What you have to do>
Repeat each line exactly, leaving nothing out.

## Begin

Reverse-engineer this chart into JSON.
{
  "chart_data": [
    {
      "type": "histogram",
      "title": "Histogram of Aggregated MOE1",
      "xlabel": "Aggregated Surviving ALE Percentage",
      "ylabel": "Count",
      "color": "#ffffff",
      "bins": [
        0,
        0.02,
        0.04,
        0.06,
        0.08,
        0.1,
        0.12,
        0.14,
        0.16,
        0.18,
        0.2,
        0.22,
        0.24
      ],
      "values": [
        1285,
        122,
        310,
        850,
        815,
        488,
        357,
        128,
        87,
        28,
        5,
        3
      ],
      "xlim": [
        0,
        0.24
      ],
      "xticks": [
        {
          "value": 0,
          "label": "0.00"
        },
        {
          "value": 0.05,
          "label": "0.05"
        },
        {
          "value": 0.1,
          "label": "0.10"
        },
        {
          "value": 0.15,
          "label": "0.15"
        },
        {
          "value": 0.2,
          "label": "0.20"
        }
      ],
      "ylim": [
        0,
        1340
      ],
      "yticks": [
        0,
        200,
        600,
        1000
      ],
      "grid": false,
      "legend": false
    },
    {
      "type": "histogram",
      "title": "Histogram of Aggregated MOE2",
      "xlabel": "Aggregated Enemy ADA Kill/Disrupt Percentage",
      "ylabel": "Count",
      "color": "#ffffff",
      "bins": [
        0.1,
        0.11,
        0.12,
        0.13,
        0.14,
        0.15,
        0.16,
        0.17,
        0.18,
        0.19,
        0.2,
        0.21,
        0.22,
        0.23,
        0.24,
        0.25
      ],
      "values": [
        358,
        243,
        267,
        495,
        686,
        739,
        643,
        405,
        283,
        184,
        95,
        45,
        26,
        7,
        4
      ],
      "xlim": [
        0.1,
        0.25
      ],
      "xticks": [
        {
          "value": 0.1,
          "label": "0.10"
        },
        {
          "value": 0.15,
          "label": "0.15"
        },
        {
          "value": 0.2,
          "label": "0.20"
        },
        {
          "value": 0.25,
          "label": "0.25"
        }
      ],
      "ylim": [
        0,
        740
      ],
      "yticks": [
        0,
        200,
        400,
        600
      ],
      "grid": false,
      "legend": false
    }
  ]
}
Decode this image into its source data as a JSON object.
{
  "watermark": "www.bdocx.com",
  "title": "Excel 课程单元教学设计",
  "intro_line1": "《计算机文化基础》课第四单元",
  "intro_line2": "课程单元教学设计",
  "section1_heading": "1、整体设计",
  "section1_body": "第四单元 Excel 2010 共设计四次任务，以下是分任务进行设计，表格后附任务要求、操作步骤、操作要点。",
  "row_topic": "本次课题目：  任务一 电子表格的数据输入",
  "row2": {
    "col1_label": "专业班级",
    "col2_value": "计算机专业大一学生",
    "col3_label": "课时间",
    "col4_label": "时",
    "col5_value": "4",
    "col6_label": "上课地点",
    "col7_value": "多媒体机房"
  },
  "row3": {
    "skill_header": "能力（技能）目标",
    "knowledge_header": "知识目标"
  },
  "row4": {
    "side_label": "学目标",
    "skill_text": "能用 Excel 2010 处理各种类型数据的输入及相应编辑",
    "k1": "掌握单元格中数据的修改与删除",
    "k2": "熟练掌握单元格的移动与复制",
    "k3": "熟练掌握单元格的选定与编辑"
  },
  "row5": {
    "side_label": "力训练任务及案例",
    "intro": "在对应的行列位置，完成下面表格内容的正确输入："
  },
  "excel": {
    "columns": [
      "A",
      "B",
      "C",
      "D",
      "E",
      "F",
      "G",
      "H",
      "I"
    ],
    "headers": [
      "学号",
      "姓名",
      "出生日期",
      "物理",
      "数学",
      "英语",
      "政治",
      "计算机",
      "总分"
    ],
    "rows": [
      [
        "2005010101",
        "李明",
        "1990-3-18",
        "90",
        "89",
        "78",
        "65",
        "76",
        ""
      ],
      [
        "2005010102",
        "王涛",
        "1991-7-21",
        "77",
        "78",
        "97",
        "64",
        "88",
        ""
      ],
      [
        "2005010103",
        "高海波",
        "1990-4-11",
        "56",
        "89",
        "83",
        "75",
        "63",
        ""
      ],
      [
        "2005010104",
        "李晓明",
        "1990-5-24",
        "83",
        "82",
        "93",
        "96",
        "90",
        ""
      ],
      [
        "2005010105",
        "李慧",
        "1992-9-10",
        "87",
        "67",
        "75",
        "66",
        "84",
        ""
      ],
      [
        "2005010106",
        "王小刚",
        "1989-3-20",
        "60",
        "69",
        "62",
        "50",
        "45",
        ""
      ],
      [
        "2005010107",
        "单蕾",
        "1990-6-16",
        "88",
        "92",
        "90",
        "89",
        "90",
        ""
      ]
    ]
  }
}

## End

Written solution>
Reverse-engineer this chart into JSON.
{
  "chart_data": [
    {
      "type": "histogram",
      "title": "Histogram of Aggregated MOE1",
      "xlabel": "Aggregated Surviving ALE Percentage",
      "ylabel": "Count",
      "color": "#ffffff",
      "bins": [
        0,
        0.02,
        0.04,
        0.06,
        0.08,
        0.1,
        0.12,
        0.14,
        0.16,
        0.18,
        0.2,
        0.22,
        0.24
      ],
      "values": [
        1285,
        122,
        310,
        850,
        815,
        488,
        357,
        128,
        87,
        28,
        5,
        3
      ],
      "xlim": [
        0,
        0.24
      ],
      "xticks": [
        {
          "value": 0,
          "label": "0.00"
        },
        {
          "value": 0.05,
          "label": "0.05"
        },
        {
          "value": 0.1,
          "label": "0.10"
        },
        {
          "value": 0.15,
          "label": "0.15"
        },
        {
          "value": 0.2,
          "label": "0.20"
        }
      ],
      "ylim": [
        0,
        1340
      ],
      "yticks": [
        0,
        200,
        600,
        1000
      ],
      "grid": false,
      "legend": false
    },
    {
      "type": "histogram",
      "title": "Histogram of Aggregated MOE2",
      "xlabel": "Aggregated Enemy ADA Kill/Disrupt Percentage",
      "ylabel": "Count",
      "color": "#ffffff",
      "bins": [
        0.1,
        0.11,
        0.12,
        0.13,
        0.14,
        0.15,
        0.16,
        0.17,
        0.18,
        0.19,
        0.2,
        0.21,
        0.22,
        0.23,
        0.24,
        0.25
      ],
      "values": [
        358,
        243,
        267,
        495,
        686,
        739,
        643,
        405,
        283,
        184,
        95,
        45,
        26,
        7,
        4
      ],
      "xlim": [
        0.1,
        0.25
      ],
      "xticks": [
        {
          "value": 0.1,
          "label": "0.10"
        },
        {
          "value": 0.15,
          "label": "0.15"
        },
        {
          "value": 0.2,
          "label": "0.20"
        },
        {
          "value": 0.25,
          "label": "0.25"
        }
      ],
      "ylim": [
        0,
        740
      ],
      "yticks": [
        0,
        200,
        400,
        600
      ],
      "grid": false,
      "legend": false
    }
  ]
}
Decode this image into its source data as a JSON object.
{
  "watermark": "www.bdocx.com",
  "title": "Excel 课程单元教学设计",
  "intro_line1": "《计算机文化基础》课第四单元",
  "intro_line2": "课程单元教学设计",
  "section1_heading": "1、整体设计",
  "section1_body": "第四单元 Excel 2010 共设计四次任务，以下是分任务进行设计，表格后附任务要求、操作步骤、操作要点。",
  "row_topic": "本次课题目：  任务一 电子表格的数据输入",
  "row2": {
    "col1_label": "专业班级",
    "col2_value": "计算机专业大一学生",
    "col3_label": "课时间",
    "col4_label": "时",
    "col5_value": "4",
    "col6_label": "上课地点",
    "col7_value": "多媒体机房"
  },
  "row3": {
    "skill_header": "能力（技能）目标",
    "knowledge_header": "知识目标"
  },
  "row4": {
    "side_label": "学目标",
    "skill_text": "能用 Excel 2010 处理各种类型数据的输入及相应编辑",
    "k1": "掌握单元格中数据的修改与删除",
    "k2": "熟练掌握单元格的移动与复制",
    "k3": "熟练掌握单元格的选定与编辑"
  },
  "row5": {
    "side_label": "力训练任务及案例",
    "intro": "在对应的行列位置，完成下面表格内容的正确输入："
  },
  "excel": {
    "columns": [
      "A",
      "B",
      "C",
      "D",
      "E",
      "F",
      "G",
      "H",
      "I"
    ],
    "headers": [
      "学号",
      "姓名",
      "出生日期",
      "物理",
      "数学",
      "英语",
      "政治",
      "计算机",
      "总分"
    ],
    "rows": [
      [
        "2005010101",
        "李明",
        "1990-3-18",
        "90",
        "89",
        "78",
        "65",
        "76",
        ""
      ],
      [
        "2005010102",
        "王涛",
        "1991-7-21",
        "77",
        "78",
        "97",
        "64",
        "88",
        ""
      ],
      [
        "2005010103",
        "高海波",
        "1990-4-11",
        "56",
        "89",
        "83",
        "75",
        "63",
        ""
      ],
      [
        "2005010104",
        "李晓明",
        "1990-5-24",
        "83",
        "82",
        "93",
        "96",
        "90",
        ""
      ],
      [
        "2005010105",
        "李慧",
        "1992-9-10",
        "87",
        "67",
        "75",
        "66",
        "84",
        ""
      ],
      [
        "2005010106",
        "王小刚",
        "1989-3-20",
        "60",
        "69",
        "62",
        "50",
        "45",
        ""
      ],
      [
        "2005010107",
        "单蕾",
        "1990-6-16",
        "88",
        "92",
        "90",
        "89",
        "90",
        ""
      ]
    ]
  }
}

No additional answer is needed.